What you will do: Below are some records; repeat them all exactly, minus the pictures.

Dataset items:

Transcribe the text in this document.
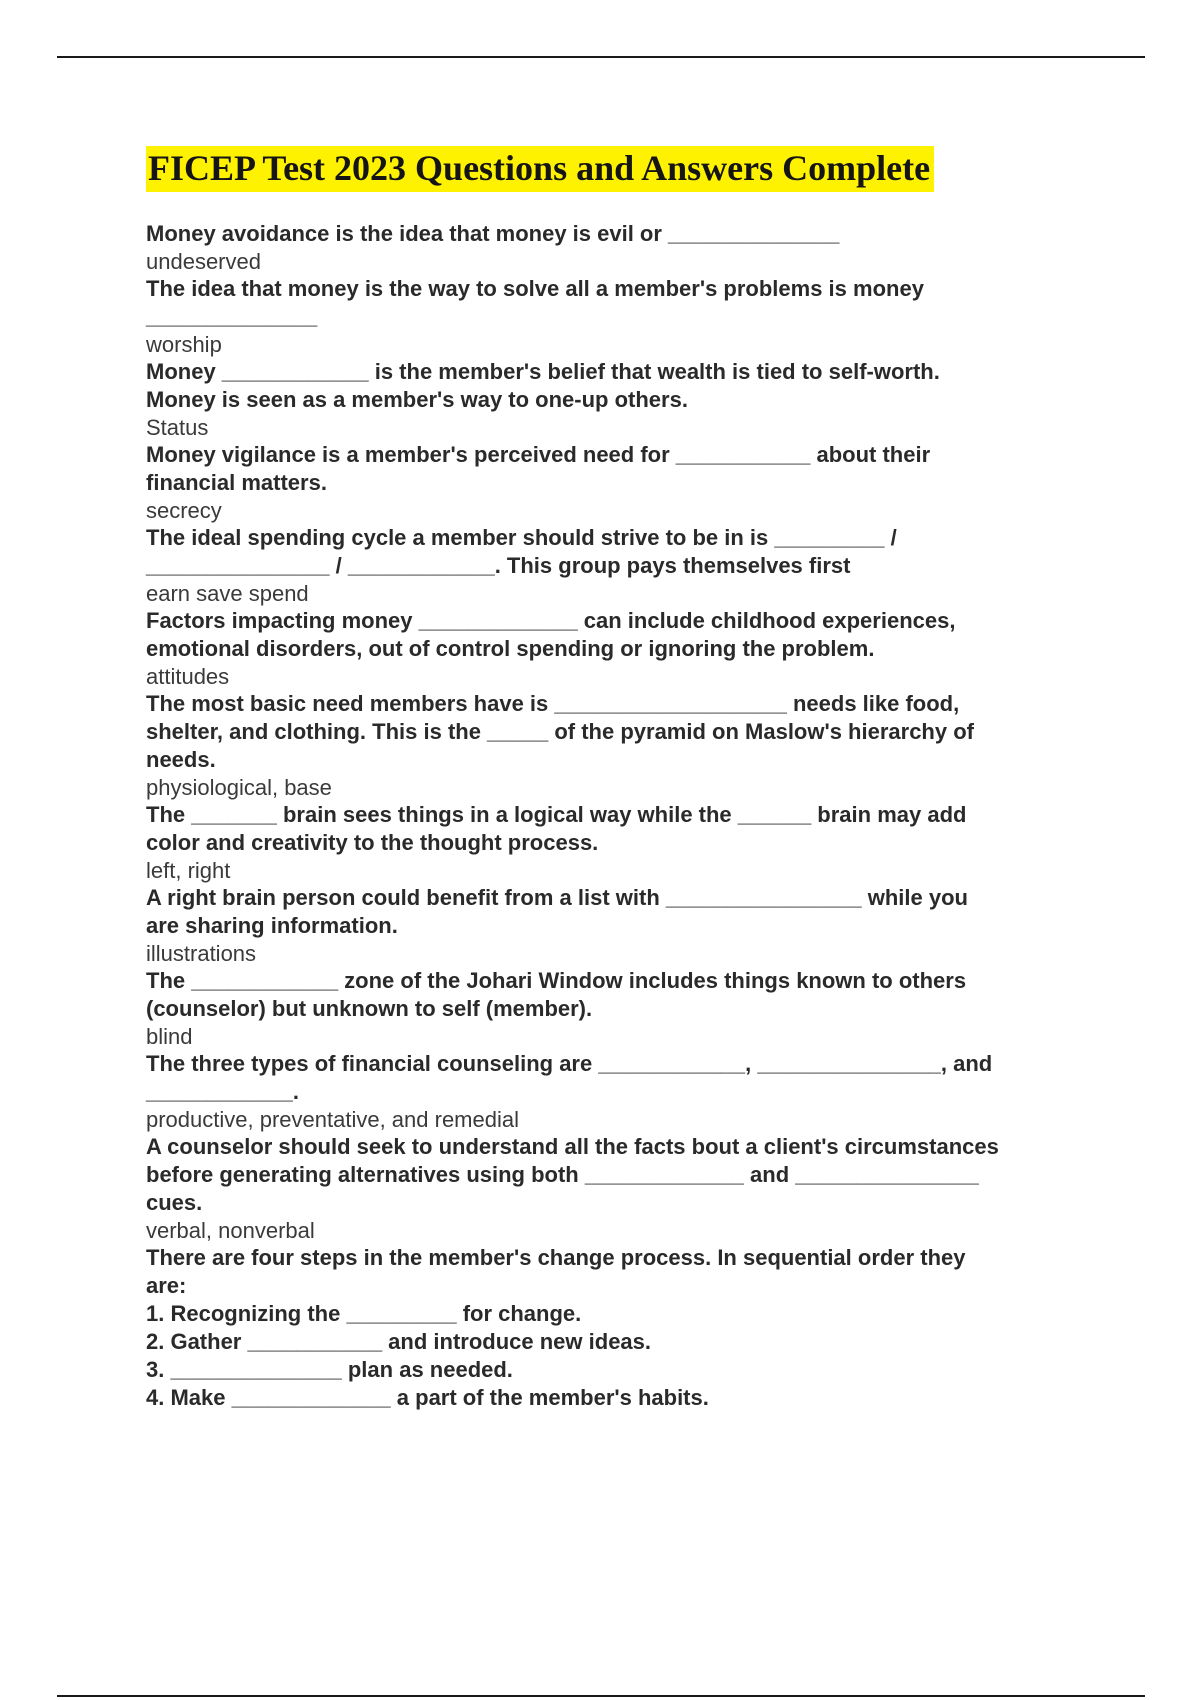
FICEP Test 2023 Questions and Answers Complete
Money avoidance is the idea that money is evil or ______________
undeserved
The idea that money is the way to solve all a member's problems is money
______________
worship
Money ____________ is the member's belief that wealth is tied to self-worth.
Money is seen as a member's way to one-up others.
Status
Money vigilance is a member's perceived need for ___________ about their
financial matters.
secrecy
The ideal spending cycle a member should strive to be in is _________ /
_______________ / ____________. This group pays themselves first
earn save spend
Factors impacting money _____________ can include childhood experiences,
emotional disorders, out of control spending or ignoring the problem.
attitudes
The most basic need members have is ___________________ needs like food,
shelter, and clothing. This is the _____ of the pyramid on Maslow's hierarchy of
needs.
physiological, base
The _______ brain sees things in a logical way while the ______ brain may add
color and creativity to the thought process.
left, right
A right brain person could benefit from a list with ________________ while you
are sharing information.
illustrations
The ____________ zone of the Johari Window includes things known to others
(counselor) but unknown to self (member).
blind
The three types of financial counseling are ____________, _______________, and
____________.
productive, preventative, and remedial
A counselor should seek to understand all the facts bout a client's circumstances
before generating alternatives using both _____________ and _______________
cues.
verbal, nonverbal
There are four steps in the member's change process. In sequential order they
are:
1. Recognizing the _________ for change.
2. Gather ___________ and introduce new ideas.
3. ______________ plan as needed.
4. Make _____________ a part of the member's habits.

Output for this exercise:
Transcribe the text in this document.
FICEP Test 2023 Questions and Answers Complete
Money avoidance is the idea that money is evil or ______________
undeserved
The idea that money is the way to solve all a member's problems is money
______________
worship
Money ____________ is the member's belief that wealth is tied to self-worth.
Money is seen as a member's way to one-up others.
Status
Money vigilance is a member's perceived need for ___________ about their
financial matters.
secrecy
The ideal spending cycle a member should strive to be in is _________ /
_______________ / ____________. This group pays themselves first
earn save spend
Factors impacting money _____________ can include childhood experiences,
emotional disorders, out of control spending or ignoring the problem.
attitudes
The most basic need members have is ___________________ needs like food,
shelter, and clothing. This is the _____ of the pyramid on Maslow's hierarchy of
needs.
physiological, base
The _______ brain sees things in a logical way while the ______ brain may add
color and creativity to the thought process.
left, right
A right brain person could benefit from a list with ________________ while you
are sharing information.
illustrations
The ____________ zone of the Johari Window includes things known to others
(counselor) but unknown to self (member).
blind
The three types of financial counseling are ____________, _______________, and
____________.
productive, preventative, and remedial
A counselor should seek to understand all the facts bout a client's circumstances
before generating alternatives using both _____________ and _______________
cues.
verbal, nonverbal
There are four steps in the member's change process. In sequential order they
are:
1. Recognizing the _________ for change.
2. Gather ___________ and introduce new ideas.
3. ______________ plan as needed.
4. Make _____________ a part of the member's habits.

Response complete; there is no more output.